= What is required =
Copy every record below exactly.

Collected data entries
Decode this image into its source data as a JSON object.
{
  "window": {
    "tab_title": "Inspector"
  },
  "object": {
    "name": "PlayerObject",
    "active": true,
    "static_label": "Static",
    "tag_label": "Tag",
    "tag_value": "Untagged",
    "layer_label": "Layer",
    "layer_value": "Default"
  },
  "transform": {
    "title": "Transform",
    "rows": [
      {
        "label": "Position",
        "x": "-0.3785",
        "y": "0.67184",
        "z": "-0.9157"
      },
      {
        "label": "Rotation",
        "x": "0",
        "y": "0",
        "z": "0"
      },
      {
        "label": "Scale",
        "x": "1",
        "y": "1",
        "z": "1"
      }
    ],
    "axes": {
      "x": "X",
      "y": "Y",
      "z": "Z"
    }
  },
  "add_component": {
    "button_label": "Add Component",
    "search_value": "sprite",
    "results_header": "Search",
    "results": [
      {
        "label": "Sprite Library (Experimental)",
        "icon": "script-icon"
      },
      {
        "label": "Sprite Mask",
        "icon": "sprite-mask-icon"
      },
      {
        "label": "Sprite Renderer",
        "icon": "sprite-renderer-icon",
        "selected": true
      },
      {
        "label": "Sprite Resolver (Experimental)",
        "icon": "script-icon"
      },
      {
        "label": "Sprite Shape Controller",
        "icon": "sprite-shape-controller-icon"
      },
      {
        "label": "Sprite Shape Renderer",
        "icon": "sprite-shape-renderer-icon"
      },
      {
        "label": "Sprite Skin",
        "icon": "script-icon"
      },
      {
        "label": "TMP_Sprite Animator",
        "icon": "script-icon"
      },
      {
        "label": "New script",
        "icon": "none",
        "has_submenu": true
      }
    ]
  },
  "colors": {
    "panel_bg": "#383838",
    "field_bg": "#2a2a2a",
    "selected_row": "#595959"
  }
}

= Reply to the task =
Decode this image into its source data as a JSON object.
{
  "window": {
    "tab_title": "Inspector"
  },
  "object": {
    "name": "PlayerObject",
    "active": true,
    "static_label": "Static",
    "tag_label": "Tag",
    "tag_value": "Untagged",
    "layer_label": "Layer",
    "layer_value": "Default"
  },
  "transform": {
    "title": "Transform",
    "rows": [
      {
        "label": "Position",
        "x": "-0.3785",
        "y": "0.67184",
        "z": "-0.9157"
      },
      {
        "label": "Rotation",
        "x": "0",
        "y": "0",
        "z": "0"
      },
      {
        "label": "Scale",
        "x": "1",
        "y": "1",
        "z": "1"
      }
    ],
    "axes": {
      "x": "X",
      "y": "Y",
      "z": "Z"
    }
  },
  "add_component": {
    "button_label": "Add Component",
    "search_value": "sprite",
    "results_header": "Search",
    "results": [
      {
        "label": "Sprite Library (Experimental)",
        "icon": "script-icon"
      },
      {
        "label": "Sprite Mask",
        "icon": "sprite-mask-icon"
      },
      {
        "label": "Sprite Renderer",
        "icon": "sprite-renderer-icon",
        "selected": true
      },
      {
        "label": "Sprite Resolver (Experimental)",
        "icon": "script-icon"
      },
      {
        "label": "Sprite Shape Controller",
        "icon": "sprite-shape-controller-icon"
      },
      {
        "label": "Sprite Shape Renderer",
        "icon": "sprite-shape-renderer-icon"
      },
      {
        "label": "Sprite Skin",
        "icon": "script-icon"
      },
      {
        "label": "TMP_Sprite Animator",
        "icon": "script-icon"
      },
      {
        "label": "New script",
        "icon": "none",
        "has_submenu": true
      }
    ]
  },
  "colors": {
    "panel_bg": "#383838",
    "field_bg": "#2a2a2a",
    "selected_row": "#595959"
  }
}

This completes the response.